What the task requires >>
Determine the number of lines that contain the word "千篇一律", then state that number and nothing more.

-.-.-

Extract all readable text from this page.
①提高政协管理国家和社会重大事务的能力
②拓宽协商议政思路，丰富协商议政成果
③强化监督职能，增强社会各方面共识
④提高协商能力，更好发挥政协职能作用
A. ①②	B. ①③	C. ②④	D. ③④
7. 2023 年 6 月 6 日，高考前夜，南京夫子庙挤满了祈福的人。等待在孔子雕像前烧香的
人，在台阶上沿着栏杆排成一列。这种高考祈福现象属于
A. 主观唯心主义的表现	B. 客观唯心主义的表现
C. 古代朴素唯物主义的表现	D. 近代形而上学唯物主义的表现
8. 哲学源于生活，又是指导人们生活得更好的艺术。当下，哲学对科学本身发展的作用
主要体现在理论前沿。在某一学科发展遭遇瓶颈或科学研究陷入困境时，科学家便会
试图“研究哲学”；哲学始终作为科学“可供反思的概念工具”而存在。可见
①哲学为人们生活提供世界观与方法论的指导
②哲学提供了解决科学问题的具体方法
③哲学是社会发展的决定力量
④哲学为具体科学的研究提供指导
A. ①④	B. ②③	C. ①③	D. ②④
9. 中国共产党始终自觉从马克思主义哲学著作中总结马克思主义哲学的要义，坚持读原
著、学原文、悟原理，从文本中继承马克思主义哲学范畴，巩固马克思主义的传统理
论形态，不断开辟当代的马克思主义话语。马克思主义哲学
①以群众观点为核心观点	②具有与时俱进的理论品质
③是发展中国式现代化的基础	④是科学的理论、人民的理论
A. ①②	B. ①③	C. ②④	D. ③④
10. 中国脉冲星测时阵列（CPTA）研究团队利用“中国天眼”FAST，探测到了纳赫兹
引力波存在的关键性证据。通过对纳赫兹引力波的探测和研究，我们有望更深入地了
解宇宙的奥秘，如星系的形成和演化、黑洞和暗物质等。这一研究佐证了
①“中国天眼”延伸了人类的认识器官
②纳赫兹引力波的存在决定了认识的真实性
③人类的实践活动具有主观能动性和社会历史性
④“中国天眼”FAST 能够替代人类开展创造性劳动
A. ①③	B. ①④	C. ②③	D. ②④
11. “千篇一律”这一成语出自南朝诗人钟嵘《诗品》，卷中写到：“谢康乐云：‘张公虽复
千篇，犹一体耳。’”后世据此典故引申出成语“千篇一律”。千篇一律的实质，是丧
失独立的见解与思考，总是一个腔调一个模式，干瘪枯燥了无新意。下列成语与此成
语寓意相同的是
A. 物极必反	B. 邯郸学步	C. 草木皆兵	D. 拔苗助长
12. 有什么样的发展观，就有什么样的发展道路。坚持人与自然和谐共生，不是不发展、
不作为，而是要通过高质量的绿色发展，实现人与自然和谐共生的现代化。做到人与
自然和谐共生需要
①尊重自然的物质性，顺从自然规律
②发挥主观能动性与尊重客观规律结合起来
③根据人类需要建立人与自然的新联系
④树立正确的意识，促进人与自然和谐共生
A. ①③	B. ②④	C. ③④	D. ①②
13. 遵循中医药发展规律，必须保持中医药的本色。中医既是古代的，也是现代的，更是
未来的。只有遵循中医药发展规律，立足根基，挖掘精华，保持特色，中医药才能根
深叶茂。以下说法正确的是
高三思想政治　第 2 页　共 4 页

-.-.-

Output for this task >>
2